#### ROWS

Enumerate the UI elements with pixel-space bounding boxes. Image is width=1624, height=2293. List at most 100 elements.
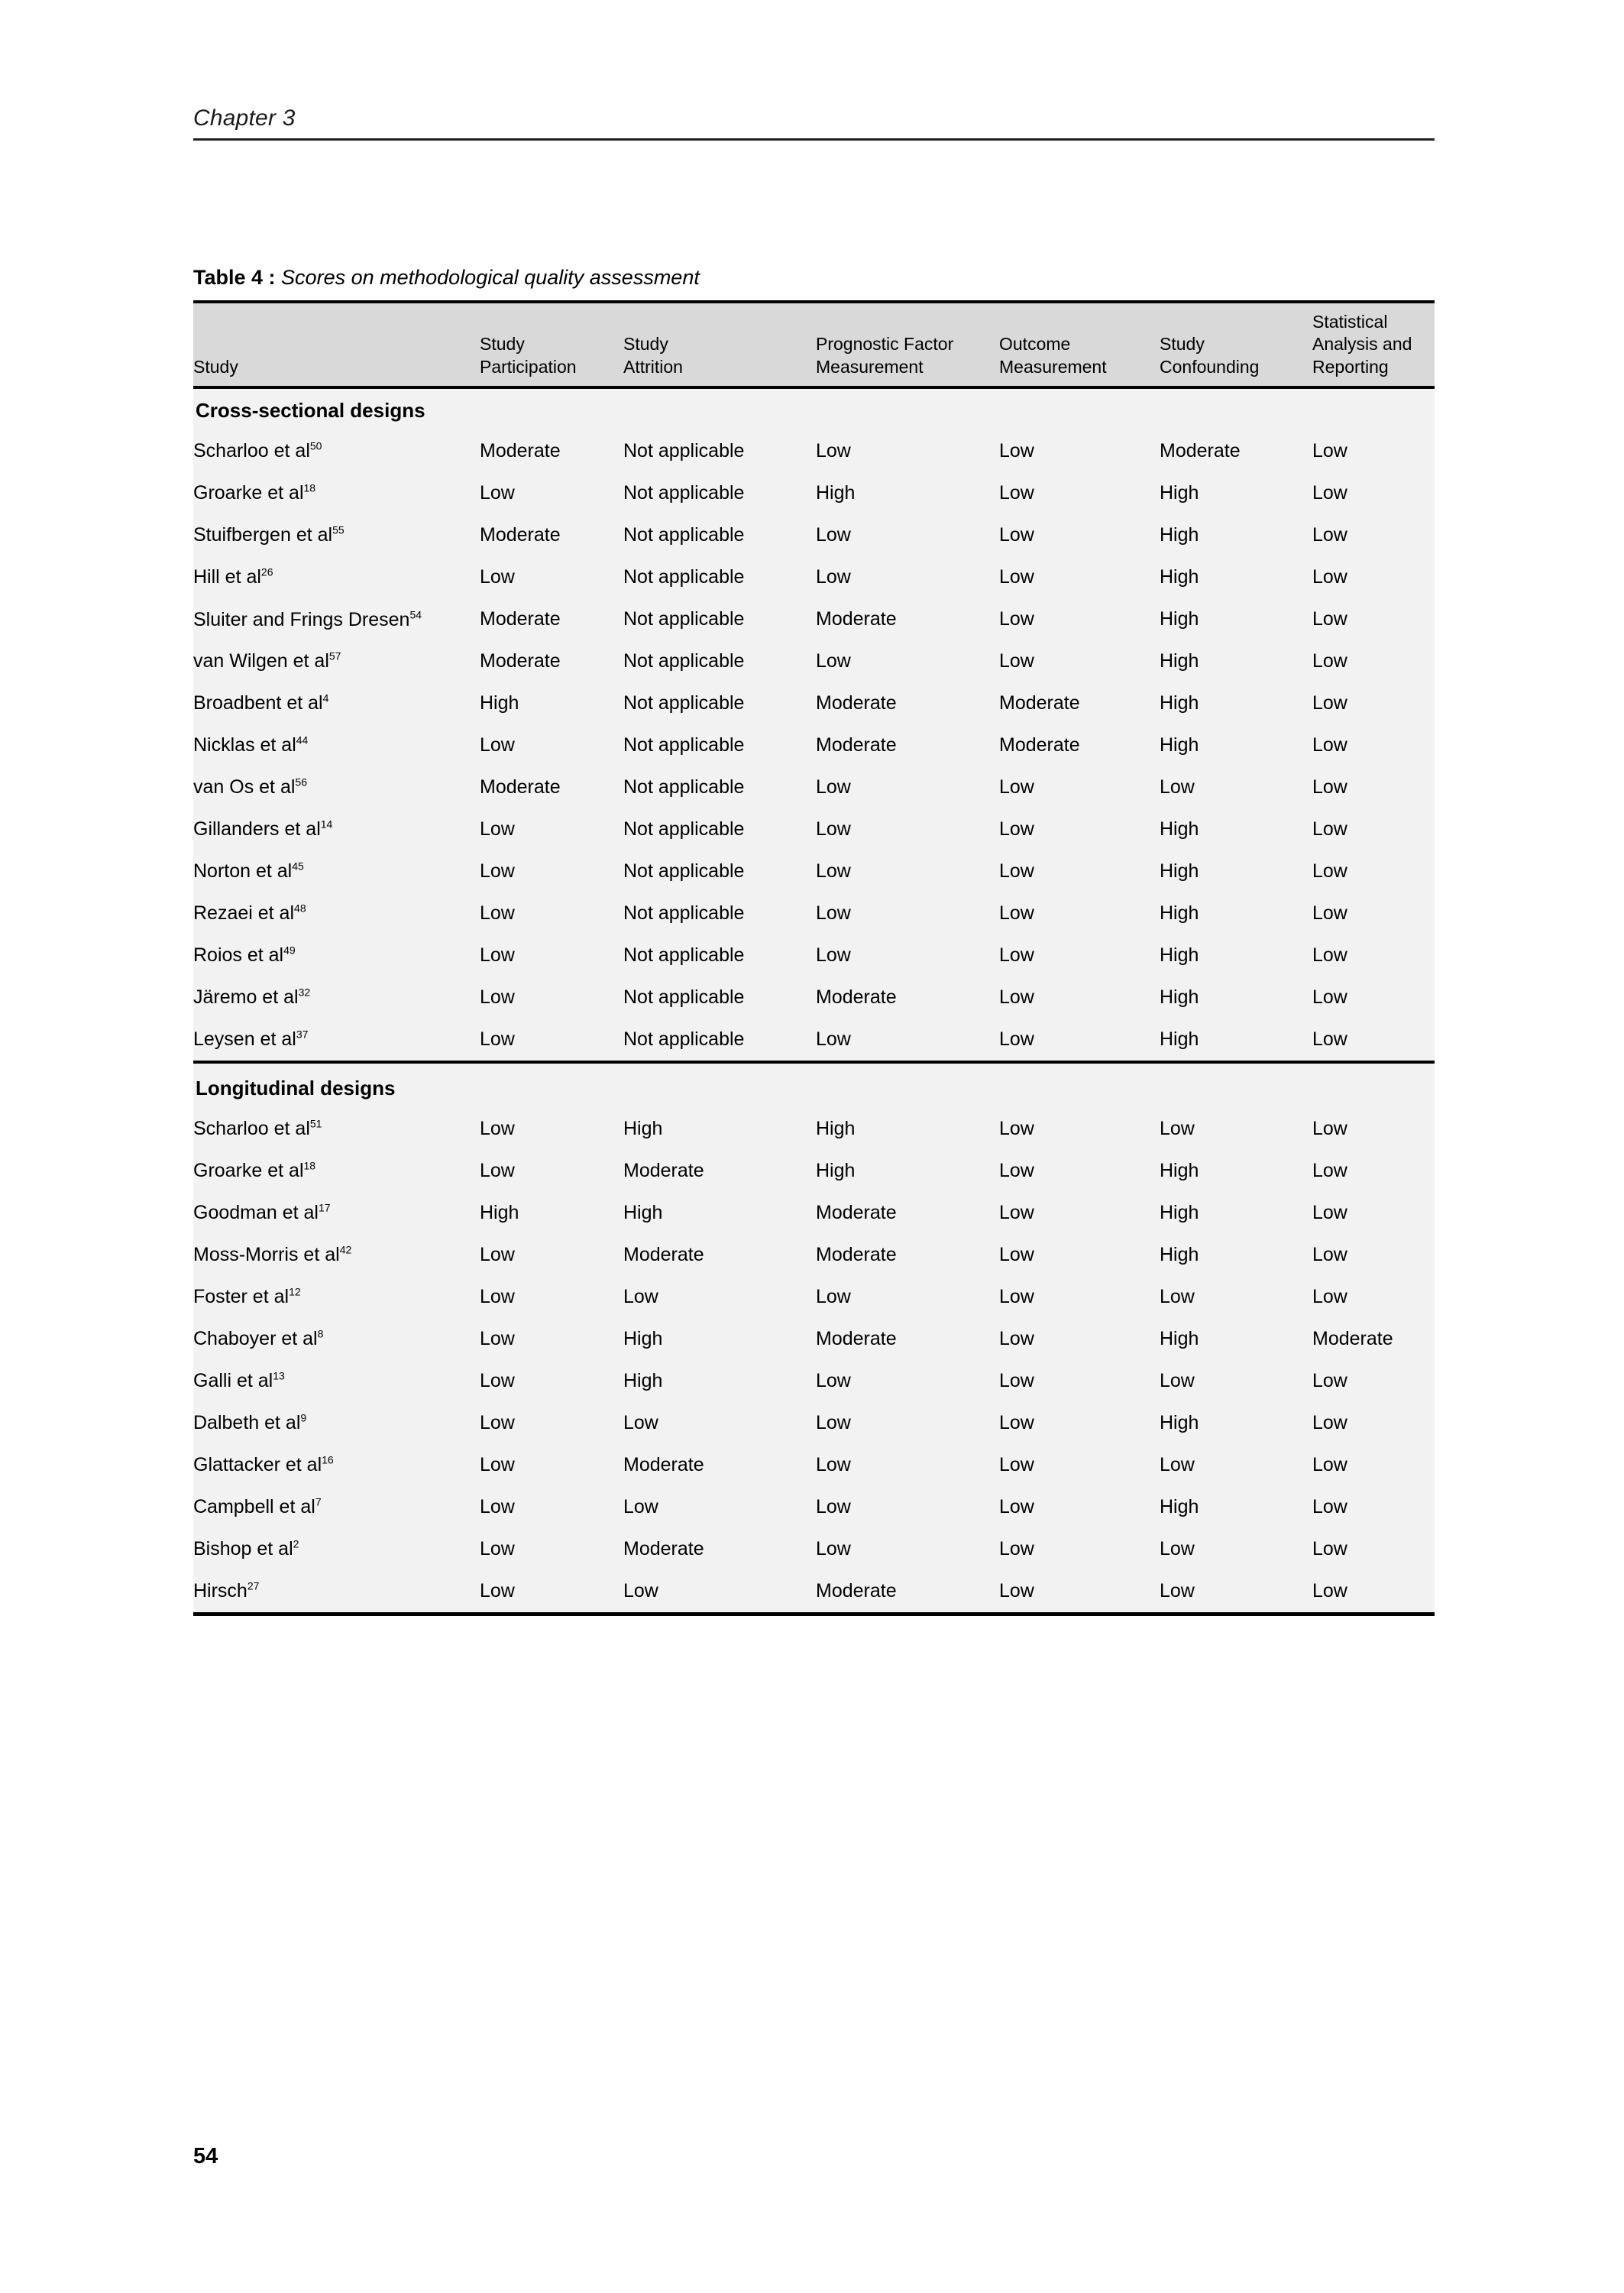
study-name-text: Gillanders et al — [193, 818, 321, 840]
study-name-text: Glattacker et al — [193, 1454, 322, 1476]
rating-cell-confounding: High — [1160, 1318, 1312, 1361]
column-header-attrition: Study Attrition — [623, 300, 816, 390]
rating-cell-attrition: Low — [623, 1570, 816, 1617]
section-spacer-cell — [816, 387, 999, 431]
rating-cell-attrition: Not applicable — [623, 472, 816, 515]
column-header-line: Study — [623, 334, 668, 355]
rating-cell-statistical: Low — [1312, 472, 1435, 515]
rating-cell-confounding: High — [1160, 640, 1312, 683]
reference-superscript: 26 — [260, 565, 273, 578]
column-header-line: Study — [193, 356, 238, 377]
study-name-cell: Hirsch27 — [193, 1570, 480, 1617]
rating-cell-outcome: Low — [999, 430, 1160, 473]
section-title: Cross-sectional designs — [193, 387, 480, 431]
rating-cell-participation: Moderate — [480, 514, 623, 557]
rating-cell-participation: High — [480, 682, 623, 725]
caption-label: Table 4 : — [193, 266, 276, 289]
rating-cell-outcome: Low — [999, 1528, 1160, 1571]
table-header-row: Study Study Participation Study Attrition … — [193, 300, 1435, 390]
rating-cell-statistical: Low — [1312, 1570, 1435, 1617]
rating-cell-outcome: Low — [999, 1318, 1160, 1361]
rating-cell-participation: Low — [480, 1234, 623, 1277]
reference-superscript: 57 — [328, 649, 341, 662]
study-name-text: Chaboyer et al — [193, 1328, 318, 1350]
column-header-line: Study — [480, 334, 525, 355]
reference-superscript: 27 — [247, 1579, 260, 1592]
column-header-line — [480, 311, 619, 333]
table-row: Dalbeth et al9 Low Low Low Low High Low — [193, 1402, 1435, 1445]
rating-cell-prognostic: Low — [816, 1444, 999, 1487]
table-row: Gillanders et al14 Low Not applicable Low Lo… — [193, 808, 1435, 851]
rating-cell-outcome: Low — [999, 1444, 1160, 1487]
rating-cell-confounding: High — [1160, 682, 1312, 725]
running-header: Chapter 3 — [193, 105, 1435, 141]
rating-cell-outcome: Moderate — [999, 682, 1160, 725]
rating-cell-prognostic: Low — [816, 556, 999, 599]
section-title: Longitudinal designs — [193, 1061, 480, 1109]
column-header-line — [623, 311, 811, 333]
rating-cell-prognostic: High — [816, 472, 999, 515]
rating-cell-statistical: Low — [1312, 430, 1435, 473]
rating-cell-participation: Low — [480, 1108, 623, 1151]
rating-cell-attrition: Moderate — [623, 1234, 816, 1277]
table-row: Norton et al45 Low Not applicable Low Low Hig… — [193, 850, 1435, 893]
rating-cell-outcome: Low — [999, 640, 1160, 683]
study-name-text: Nicklas et al — [193, 734, 296, 756]
rating-cell-statistical: Low — [1312, 1360, 1435, 1403]
rating-cell-confounding: Low — [1160, 1570, 1312, 1617]
column-header-study: Study — [193, 300, 480, 390]
table-row: Foster et al12 Low Low Low Low Low Low — [193, 1276, 1435, 1319]
table-row: Bishop et al2 Low Moderate Low Low Low Low — [193, 1528, 1435, 1571]
table-row: Campbell et al7 Low Low Low Low High Low — [193, 1486, 1435, 1529]
study-name-text: Goodman et al — [193, 1202, 319, 1224]
rating-cell-confounding: High — [1160, 556, 1312, 599]
rating-cell-participation: Low — [480, 1402, 623, 1445]
rating-cell-outcome: Low — [999, 472, 1160, 515]
reference-superscript: 55 — [332, 523, 345, 536]
rating-cell-statistical: Low — [1312, 682, 1435, 725]
rating-cell-participation: Moderate — [480, 430, 623, 473]
section-spacer-cell — [816, 1061, 999, 1109]
rating-cell-attrition: Not applicable — [623, 556, 816, 599]
reference-superscript: 51 — [309, 1117, 322, 1130]
study-name-cell: Dalbeth et al9 — [193, 1402, 480, 1445]
caption-text: Scores on methodological quality assessm… — [281, 266, 700, 289]
rating-cell-confounding: High — [1160, 976, 1312, 1019]
rating-cell-outcome: Low — [999, 1570, 1160, 1617]
rating-cell-prognostic: Moderate — [816, 1570, 999, 1617]
study-name-cell: Hill et al26 — [193, 556, 480, 599]
rating-cell-prognostic: Low — [816, 514, 999, 557]
table-row: Galli et al13 Low High Low Low Low Low — [193, 1360, 1435, 1403]
rating-cell-statistical: Low — [1312, 1276, 1435, 1319]
study-name-cell: Järemo et al32 — [193, 976, 480, 1019]
column-header-prognostic: Prognostic Factor Measurement — [816, 300, 999, 390]
study-name-cell: Campbell et al7 — [193, 1486, 480, 1529]
page-number: 54 — [193, 2144, 218, 2168]
reference-superscript: 50 — [309, 439, 322, 452]
table-row: Nicklas et al44 Low Not applicable Moderate… — [193, 724, 1435, 767]
table-row: Hill et al26 Low Not applicable Low Low High L… — [193, 556, 1435, 599]
table-header: Study Study Participation Study Attrition … — [193, 300, 1435, 390]
rating-cell-participation: Low — [480, 850, 623, 893]
column-header-line: Outcome — [999, 334, 1071, 355]
rating-cell-outcome: Low — [999, 1192, 1160, 1235]
rating-cell-outcome: Low — [999, 850, 1160, 893]
rating-cell-attrition: Not applicable — [623, 766, 816, 809]
column-header-statistical: Statistical Analysis and Reporting — [1312, 300, 1435, 390]
reference-superscript: 18 — [303, 481, 316, 494]
rating-cell-confounding: High — [1160, 472, 1312, 515]
reference-superscript: 13 — [273, 1369, 285, 1382]
column-header-line: Reporting — [1312, 356, 1389, 377]
rating-cell-participation: Low — [480, 472, 623, 515]
study-name-text: van Wilgen et al — [193, 650, 329, 672]
study-name-cell: Scharloo et al51 — [193, 1108, 480, 1151]
study-name-cell: Sluiter and Frings Dresen54 — [193, 598, 480, 641]
study-name-text: Roios et al — [193, 944, 284, 967]
study-name-cell: Stuifbergen et al55 — [193, 514, 480, 557]
reference-superscript: 17 — [319, 1201, 331, 1214]
rating-cell-participation: Low — [480, 1528, 623, 1571]
study-name-text: Foster et al — [193, 1286, 290, 1308]
study-name-text: Campbell et al — [193, 1496, 315, 1518]
study-name-cell: van Os et al56 — [193, 766, 480, 809]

########

Can you copy out every one of the lines above character for character, with the pictures left out?

RESPONSE:
Enumerate the UI elements with pixel-space bounding boxes. Image is width=1624, height=2293. List at most 100 elements.
study-name-text: Gillanders et al — [193, 818, 321, 840]
study-name-text: Glattacker et al — [193, 1454, 322, 1476]
rating-cell-confounding: High — [1160, 1318, 1312, 1361]
column-header-attrition: Study Attrition — [623, 300, 816, 390]
rating-cell-attrition: Low — [623, 1570, 816, 1617]
section-spacer-cell — [816, 387, 999, 431]
rating-cell-attrition: Not applicable — [623, 472, 816, 515]
column-header-line: Study — [623, 334, 668, 355]
rating-cell-statistical: Low — [1312, 472, 1435, 515]
rating-cell-confounding: High — [1160, 640, 1312, 683]
reference-superscript: 26 — [260, 565, 273, 578]
column-header-line: Study — [193, 356, 238, 377]
study-name-cell: Hirsch27 — [193, 1570, 480, 1617]
rating-cell-outcome: Low — [999, 430, 1160, 473]
section-title: Cross-sectional designs — [193, 387, 480, 431]
rating-cell-participation: Moderate — [480, 514, 623, 557]
rating-cell-participation: High — [480, 682, 623, 725]
caption-label: Table 4 : — [193, 266, 276, 289]
rating-cell-outcome: Low — [999, 1528, 1160, 1571]
table-header-row: Study Study Participation Study Attrition … — [193, 300, 1435, 390]
rating-cell-statistical: Low — [1312, 1570, 1435, 1617]
rating-cell-outcome: Low — [999, 1318, 1160, 1361]
rating-cell-participation: Low — [480, 1234, 623, 1277]
reference-superscript: 57 — [328, 649, 341, 662]
study-name-text: Chaboyer et al — [193, 1328, 318, 1350]
column-header-line: Study — [480, 334, 525, 355]
reference-superscript: 27 — [247, 1579, 260, 1592]
column-header-line — [480, 311, 619, 333]
table-row: Dalbeth et al9 Low Low Low Low High Low — [193, 1402, 1435, 1445]
rating-cell-prognostic: Low — [816, 1444, 999, 1487]
table-row: Gillanders et al14 Low Not applicable Low Lo… — [193, 808, 1435, 851]
rating-cell-outcome: Low — [999, 1444, 1160, 1487]
rating-cell-confounding: High — [1160, 682, 1312, 725]
running-header: Chapter 3 — [193, 105, 1435, 141]
rating-cell-outcome: Moderate — [999, 682, 1160, 725]
rating-cell-prognostic: Low — [816, 556, 999, 599]
section-title: Longitudinal designs — [193, 1061, 480, 1109]
column-header-line — [623, 311, 811, 333]
rating-cell-prognostic: High — [816, 472, 999, 515]
rating-cell-statistical: Low — [1312, 430, 1435, 473]
rating-cell-participation: Low — [480, 1108, 623, 1151]
rating-cell-attrition: Moderate — [623, 1234, 816, 1277]
table-row: Norton et al45 Low Not applicable Low Low Hig… — [193, 850, 1435, 893]
rating-cell-outcome: Low — [999, 640, 1160, 683]
study-name-text: Nicklas et al — [193, 734, 296, 756]
rating-cell-statistical: Low — [1312, 1360, 1435, 1403]
rating-cell-confounding: Low — [1160, 1570, 1312, 1617]
column-header-study: Study — [193, 300, 480, 390]
table-row: Foster et al12 Low Low Low Low Low Low — [193, 1276, 1435, 1319]
table-row: Bishop et al2 Low Moderate Low Low Low Low — [193, 1528, 1435, 1571]
table-row: Campbell et al7 Low Low Low Low High Low — [193, 1486, 1435, 1529]
study-name-text: Goodman et al — [193, 1202, 319, 1224]
rating-cell-confounding: High — [1160, 556, 1312, 599]
rating-cell-participation: Low — [480, 1402, 623, 1445]
rating-cell-outcome: Low — [999, 472, 1160, 515]
reference-superscript: 55 — [332, 523, 345, 536]
rating-cell-statistical: Low — [1312, 682, 1435, 725]
rating-cell-participation: Moderate — [480, 430, 623, 473]
section-spacer-cell — [816, 1061, 999, 1109]
rating-cell-attrition: Not applicable — [623, 556, 816, 599]
reference-superscript: 51 — [309, 1117, 322, 1130]
study-name-cell: Dalbeth et al9 — [193, 1402, 480, 1445]
caption-text: Scores on methodological quality assessm… — [281, 266, 700, 289]
rating-cell-confounding: High — [1160, 976, 1312, 1019]
rating-cell-outcome: Low — [999, 1570, 1160, 1617]
rating-cell-prognostic: Moderate — [816, 1570, 999, 1617]
study-name-cell: Hill et al26 — [193, 556, 480, 599]
rating-cell-prognostic: Low — [816, 514, 999, 557]
table-row: Galli et al13 Low High Low Low Low Low — [193, 1360, 1435, 1403]
rating-cell-statistical: Low — [1312, 1276, 1435, 1319]
study-name-cell: Järemo et al32 — [193, 976, 480, 1019]
column-header-prognostic: Prognostic Factor Measurement — [816, 300, 999, 390]
study-name-cell: Campbell et al7 — [193, 1486, 480, 1529]
page-number: 54 — [193, 2144, 218, 2168]
reference-superscript: 50 — [309, 439, 322, 452]
table-row: Nicklas et al44 Low Not applicable Moderate… — [193, 724, 1435, 767]
table-row: Hill et al26 Low Not applicable Low Low High L… — [193, 556, 1435, 599]
table-header: Study Study Participation Study Attrition … — [193, 300, 1435, 390]
rating-cell-participation: Low — [480, 850, 623, 893]
column-header-line: Outcome — [999, 334, 1071, 355]
rating-cell-outcome: Low — [999, 1192, 1160, 1235]
rating-cell-outcome: Low — [999, 850, 1160, 893]
rating-cell-attrition: Not applicable — [623, 766, 816, 809]
column-header-statistical: Statistical Analysis and Reporting — [1312, 300, 1435, 390]
reference-superscript: 18 — [303, 481, 316, 494]
rating-cell-confounding: High — [1160, 472, 1312, 515]
reference-superscript: 13 — [273, 1369, 285, 1382]
column-header-line: Reporting — [1312, 356, 1389, 377]
rating-cell-participation: Low — [480, 472, 623, 515]
study-name-text: van Wilgen et al — [193, 650, 329, 672]
study-name-cell: Scharloo et al51 — [193, 1108, 480, 1151]
study-name-cell: Sluiter and Frings Dresen54 — [193, 598, 480, 641]
study-name-text: Roios et al — [193, 944, 284, 967]
study-name-cell: Stuifbergen et al55 — [193, 514, 480, 557]
reference-superscript: 17 — [319, 1201, 331, 1214]
rating-cell-participation: Low — [480, 1528, 623, 1571]
study-name-text: Foster et al — [193, 1286, 290, 1308]
study-name-text: Campbell et al — [193, 1496, 315, 1518]
study-name-cell: van Os et al56 — [193, 766, 480, 809]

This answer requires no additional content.